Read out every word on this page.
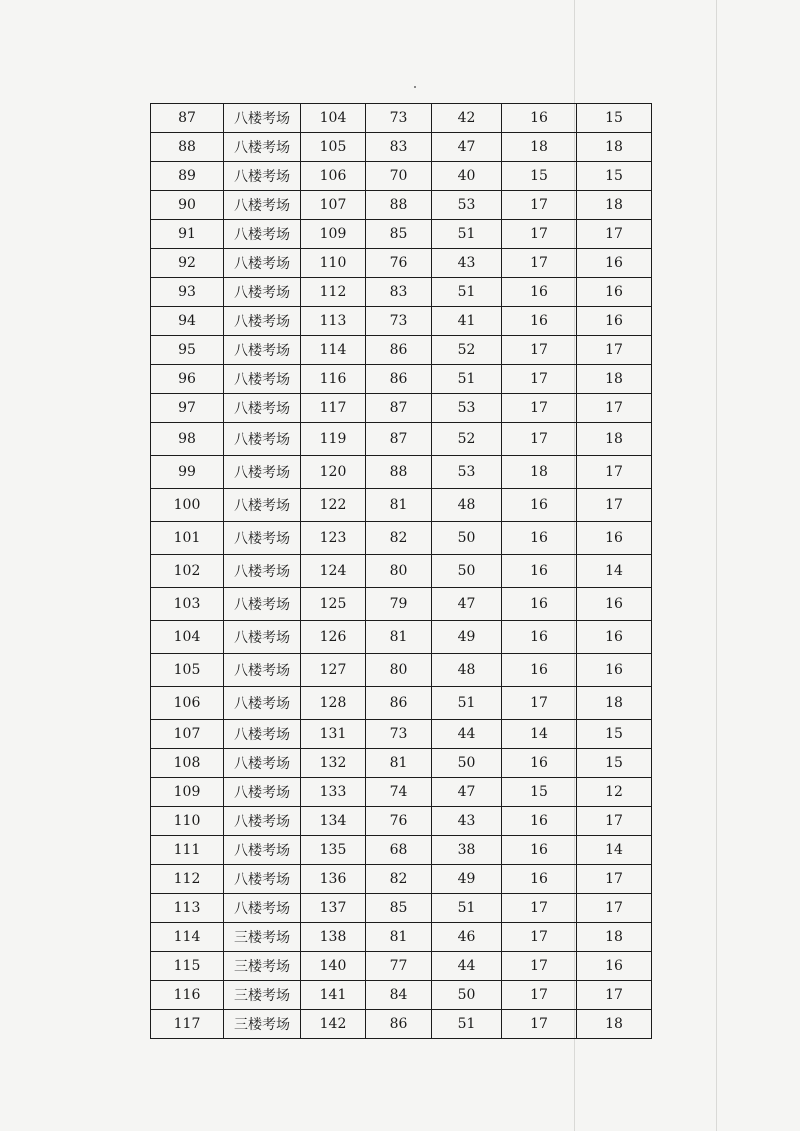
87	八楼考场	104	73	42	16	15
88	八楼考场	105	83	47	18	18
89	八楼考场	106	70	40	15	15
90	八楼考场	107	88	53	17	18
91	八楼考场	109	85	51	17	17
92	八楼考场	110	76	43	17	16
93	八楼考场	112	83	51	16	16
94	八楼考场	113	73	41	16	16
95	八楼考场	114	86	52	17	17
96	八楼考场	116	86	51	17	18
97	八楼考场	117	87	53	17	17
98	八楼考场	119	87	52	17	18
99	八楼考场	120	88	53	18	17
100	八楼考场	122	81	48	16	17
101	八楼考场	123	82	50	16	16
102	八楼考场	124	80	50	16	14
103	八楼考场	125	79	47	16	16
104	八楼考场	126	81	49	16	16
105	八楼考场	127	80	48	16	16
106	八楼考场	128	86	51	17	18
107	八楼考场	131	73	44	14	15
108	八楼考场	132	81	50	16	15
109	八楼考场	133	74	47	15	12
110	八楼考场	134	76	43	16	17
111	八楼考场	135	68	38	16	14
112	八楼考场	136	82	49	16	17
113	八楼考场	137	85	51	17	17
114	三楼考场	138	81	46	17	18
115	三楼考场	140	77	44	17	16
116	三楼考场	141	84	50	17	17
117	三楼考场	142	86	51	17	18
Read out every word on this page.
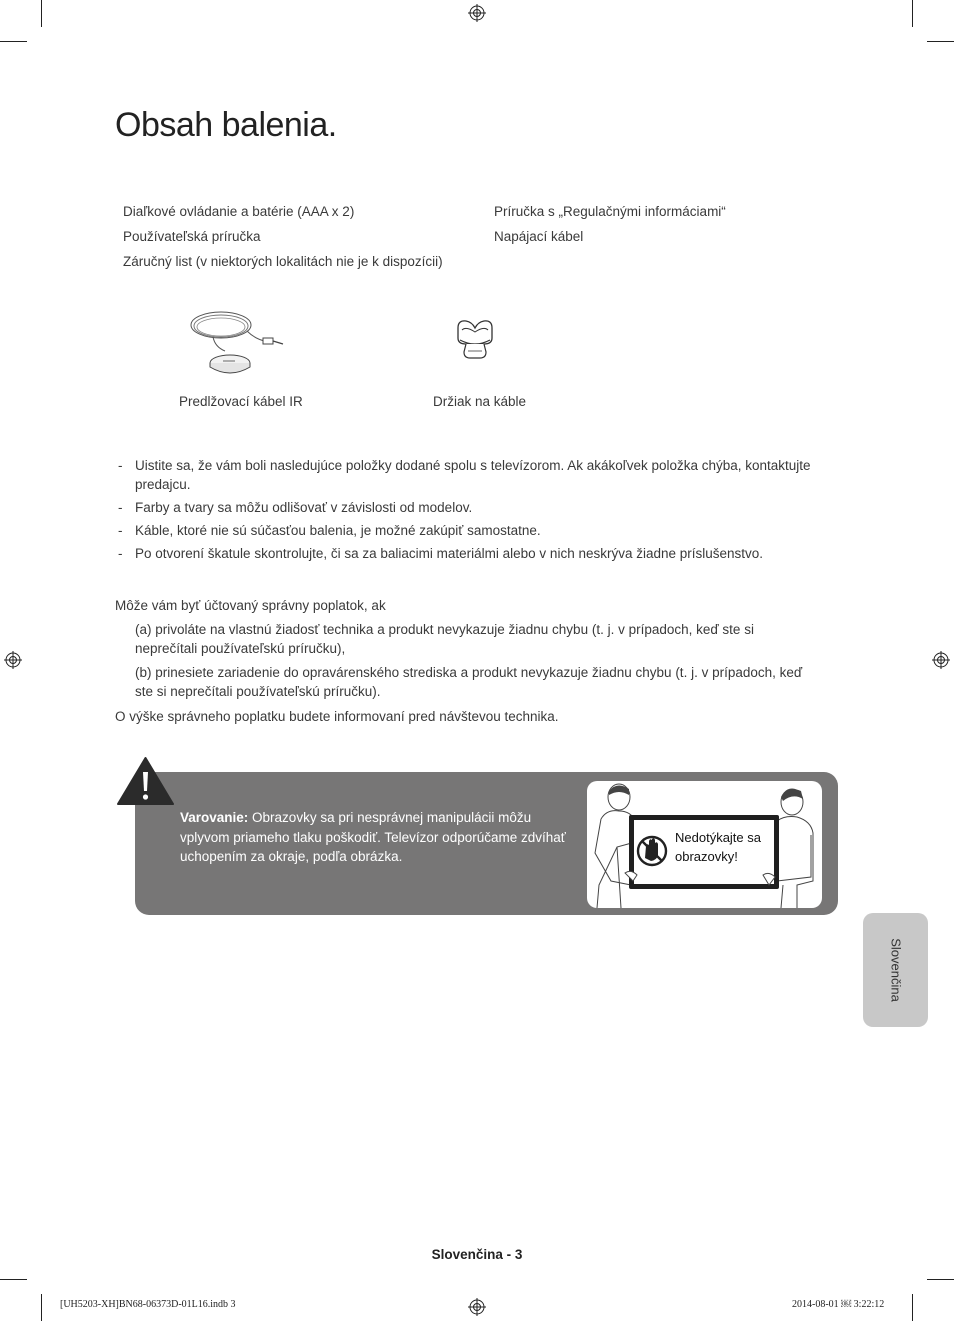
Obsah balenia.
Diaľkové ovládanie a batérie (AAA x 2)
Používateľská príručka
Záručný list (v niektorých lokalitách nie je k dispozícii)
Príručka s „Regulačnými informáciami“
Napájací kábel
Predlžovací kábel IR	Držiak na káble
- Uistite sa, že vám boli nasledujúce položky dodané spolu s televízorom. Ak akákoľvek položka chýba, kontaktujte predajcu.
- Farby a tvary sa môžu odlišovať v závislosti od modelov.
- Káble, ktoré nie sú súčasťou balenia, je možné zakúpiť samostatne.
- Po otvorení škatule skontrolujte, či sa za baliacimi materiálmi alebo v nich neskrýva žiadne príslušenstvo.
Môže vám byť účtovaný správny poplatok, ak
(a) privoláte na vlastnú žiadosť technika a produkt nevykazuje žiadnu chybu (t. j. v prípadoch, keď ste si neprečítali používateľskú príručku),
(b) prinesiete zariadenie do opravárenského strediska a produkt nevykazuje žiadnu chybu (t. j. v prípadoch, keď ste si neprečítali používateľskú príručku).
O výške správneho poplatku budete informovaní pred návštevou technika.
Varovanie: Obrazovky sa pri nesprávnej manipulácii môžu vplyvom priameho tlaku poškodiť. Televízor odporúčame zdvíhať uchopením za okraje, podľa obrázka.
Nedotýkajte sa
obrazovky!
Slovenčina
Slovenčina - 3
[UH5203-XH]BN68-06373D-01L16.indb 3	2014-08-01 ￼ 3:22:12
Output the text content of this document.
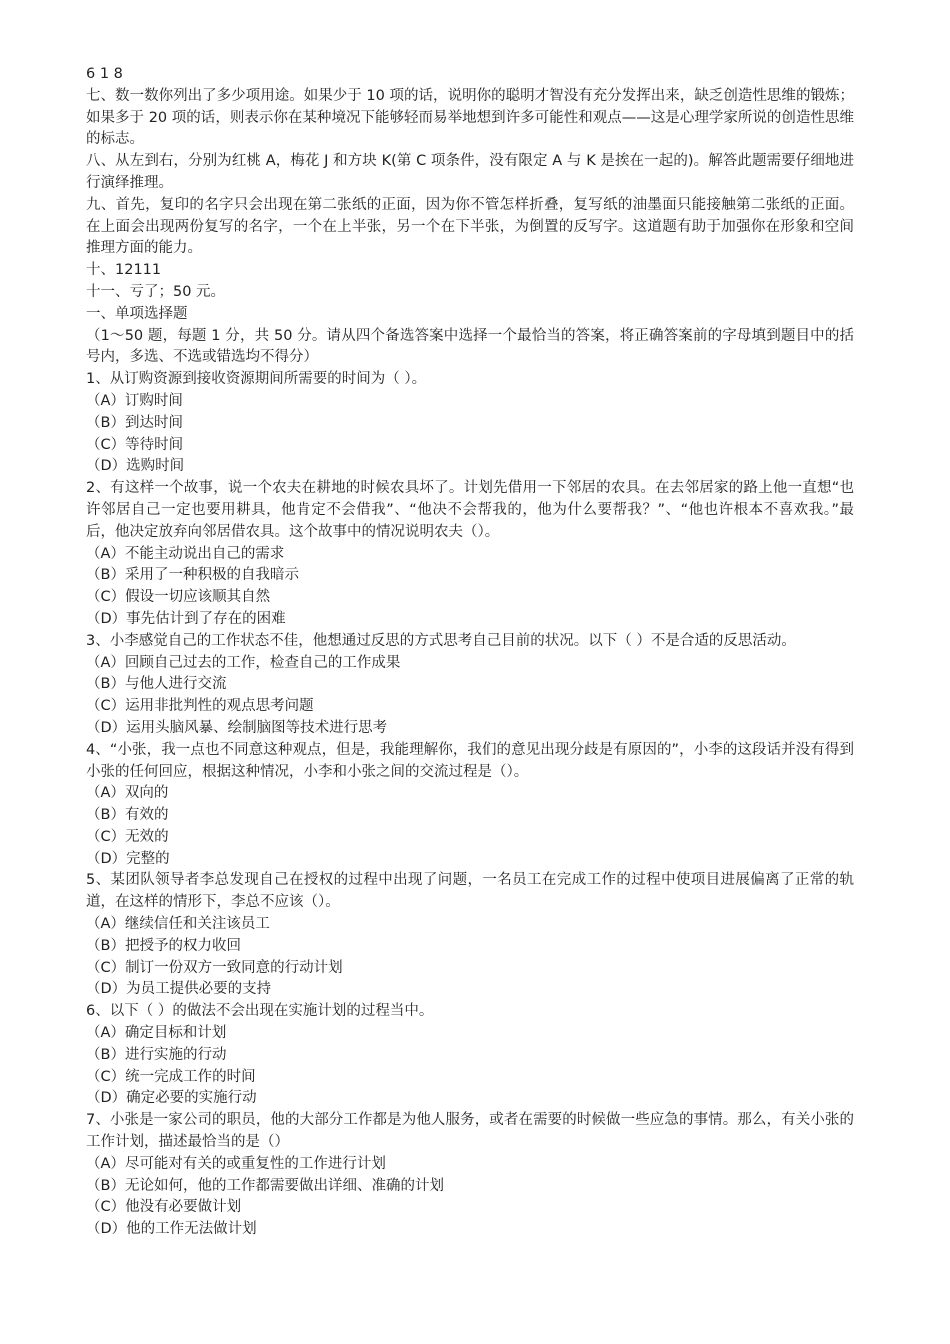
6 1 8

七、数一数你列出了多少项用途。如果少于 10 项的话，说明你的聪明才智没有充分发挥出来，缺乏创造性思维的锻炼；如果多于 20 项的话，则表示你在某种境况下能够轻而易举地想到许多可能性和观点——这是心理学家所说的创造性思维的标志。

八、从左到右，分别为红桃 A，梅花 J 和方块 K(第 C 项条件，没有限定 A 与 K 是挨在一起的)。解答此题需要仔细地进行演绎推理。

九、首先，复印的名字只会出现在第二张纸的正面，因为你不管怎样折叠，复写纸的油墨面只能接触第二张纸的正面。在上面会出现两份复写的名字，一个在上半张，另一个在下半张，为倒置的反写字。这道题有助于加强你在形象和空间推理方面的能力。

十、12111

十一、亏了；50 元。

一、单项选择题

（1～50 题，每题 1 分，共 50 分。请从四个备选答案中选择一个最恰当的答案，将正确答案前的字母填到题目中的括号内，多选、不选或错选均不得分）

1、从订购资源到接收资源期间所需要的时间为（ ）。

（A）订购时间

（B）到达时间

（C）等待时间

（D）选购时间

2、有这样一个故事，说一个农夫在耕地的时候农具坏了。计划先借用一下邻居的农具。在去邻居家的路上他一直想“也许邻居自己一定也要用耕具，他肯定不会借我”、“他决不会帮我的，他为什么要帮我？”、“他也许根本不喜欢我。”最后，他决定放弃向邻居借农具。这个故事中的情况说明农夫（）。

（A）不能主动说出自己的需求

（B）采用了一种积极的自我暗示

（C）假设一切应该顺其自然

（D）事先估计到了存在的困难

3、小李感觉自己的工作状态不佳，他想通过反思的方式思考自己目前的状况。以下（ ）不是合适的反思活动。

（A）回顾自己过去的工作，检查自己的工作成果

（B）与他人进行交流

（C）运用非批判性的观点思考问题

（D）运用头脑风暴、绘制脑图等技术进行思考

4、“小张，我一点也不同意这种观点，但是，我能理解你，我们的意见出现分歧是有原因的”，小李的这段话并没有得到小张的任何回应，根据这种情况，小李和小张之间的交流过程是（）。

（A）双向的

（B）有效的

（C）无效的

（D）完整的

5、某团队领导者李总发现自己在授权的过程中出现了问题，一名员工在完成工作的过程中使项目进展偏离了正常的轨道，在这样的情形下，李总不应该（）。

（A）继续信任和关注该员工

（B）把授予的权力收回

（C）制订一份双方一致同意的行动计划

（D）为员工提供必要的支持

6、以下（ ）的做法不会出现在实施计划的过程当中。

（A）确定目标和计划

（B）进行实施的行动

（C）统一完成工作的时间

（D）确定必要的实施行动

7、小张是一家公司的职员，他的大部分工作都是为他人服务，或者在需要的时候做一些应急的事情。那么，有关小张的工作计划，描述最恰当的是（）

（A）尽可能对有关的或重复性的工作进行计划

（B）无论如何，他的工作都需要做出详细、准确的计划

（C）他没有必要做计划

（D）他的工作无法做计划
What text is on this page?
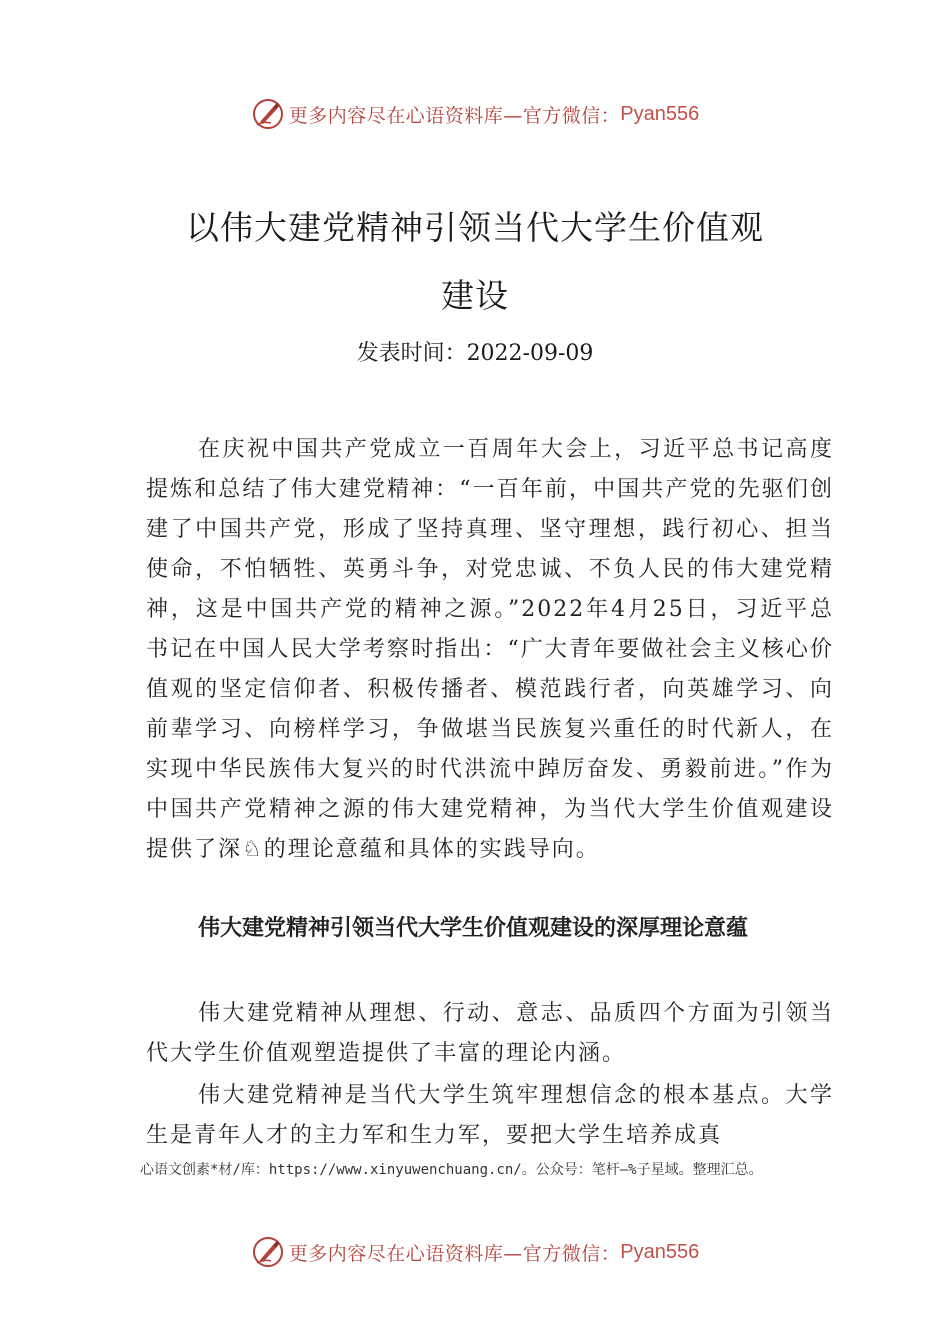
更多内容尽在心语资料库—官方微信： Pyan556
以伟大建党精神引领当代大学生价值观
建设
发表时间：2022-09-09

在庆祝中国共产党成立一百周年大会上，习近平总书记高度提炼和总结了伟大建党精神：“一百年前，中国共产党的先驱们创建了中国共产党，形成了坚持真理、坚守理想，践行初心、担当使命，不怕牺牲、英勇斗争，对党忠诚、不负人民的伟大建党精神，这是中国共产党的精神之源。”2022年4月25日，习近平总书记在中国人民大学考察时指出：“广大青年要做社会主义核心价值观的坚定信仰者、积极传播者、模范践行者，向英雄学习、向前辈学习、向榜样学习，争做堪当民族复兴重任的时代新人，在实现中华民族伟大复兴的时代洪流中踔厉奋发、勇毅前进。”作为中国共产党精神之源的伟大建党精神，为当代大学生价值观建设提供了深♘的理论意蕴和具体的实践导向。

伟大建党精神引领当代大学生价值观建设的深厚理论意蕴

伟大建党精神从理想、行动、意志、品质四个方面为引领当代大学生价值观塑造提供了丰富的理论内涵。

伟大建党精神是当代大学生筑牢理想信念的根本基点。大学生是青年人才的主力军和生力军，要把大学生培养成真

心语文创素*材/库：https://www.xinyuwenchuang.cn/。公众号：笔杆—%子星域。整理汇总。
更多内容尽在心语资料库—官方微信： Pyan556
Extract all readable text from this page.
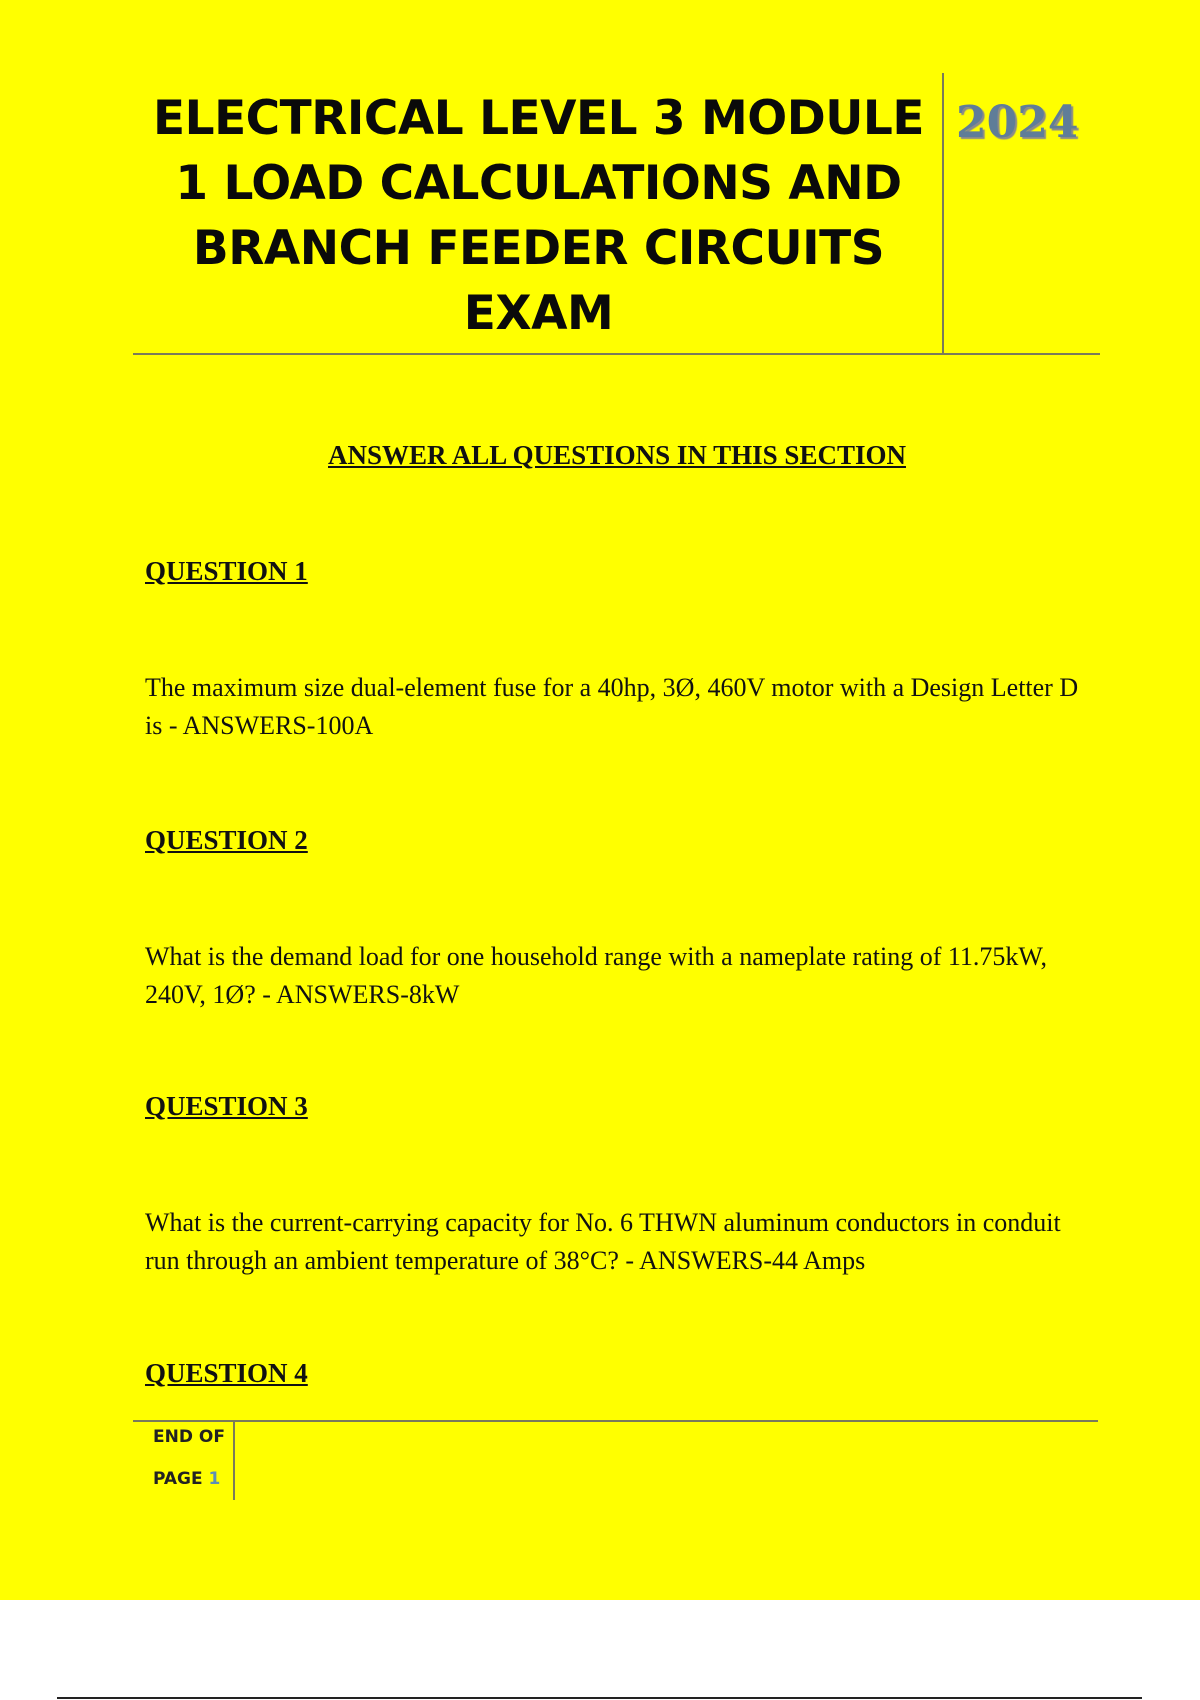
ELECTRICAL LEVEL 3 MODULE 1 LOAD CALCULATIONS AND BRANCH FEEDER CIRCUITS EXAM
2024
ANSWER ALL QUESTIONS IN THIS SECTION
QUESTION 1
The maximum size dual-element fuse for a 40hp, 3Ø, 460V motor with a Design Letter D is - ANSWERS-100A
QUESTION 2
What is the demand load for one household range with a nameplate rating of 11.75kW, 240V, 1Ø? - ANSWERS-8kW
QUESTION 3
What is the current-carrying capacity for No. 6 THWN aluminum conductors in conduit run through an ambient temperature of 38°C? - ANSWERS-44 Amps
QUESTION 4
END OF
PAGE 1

__Task statement__: Retype, word for word, only the lines from the line with "Extract all readable text from this page." to the final line of the listing above; the pictures do not belong in the copy.

__Output of the exercise__:
Extract all readable text from this page.
ELECTRICAL LEVEL 3 MODULE 1 LOAD CALCULATIONS AND BRANCH FEEDER CIRCUITS EXAM
2024
ANSWER ALL QUESTIONS IN THIS SECTION
QUESTION 1
The maximum size dual-element fuse for a 40hp, 3Ø, 460V motor with a Design Letter D is - ANSWERS-100A
QUESTION 2
What is the demand load for one household range with a nameplate rating of 11.75kW, 240V, 1Ø? - ANSWERS-8kW
QUESTION 3
What is the current-carrying capacity for No. 6 THWN aluminum conductors in conduit run through an ambient temperature of 38°C? - ANSWERS-44 Amps
QUESTION 4
END OF
PAGE 1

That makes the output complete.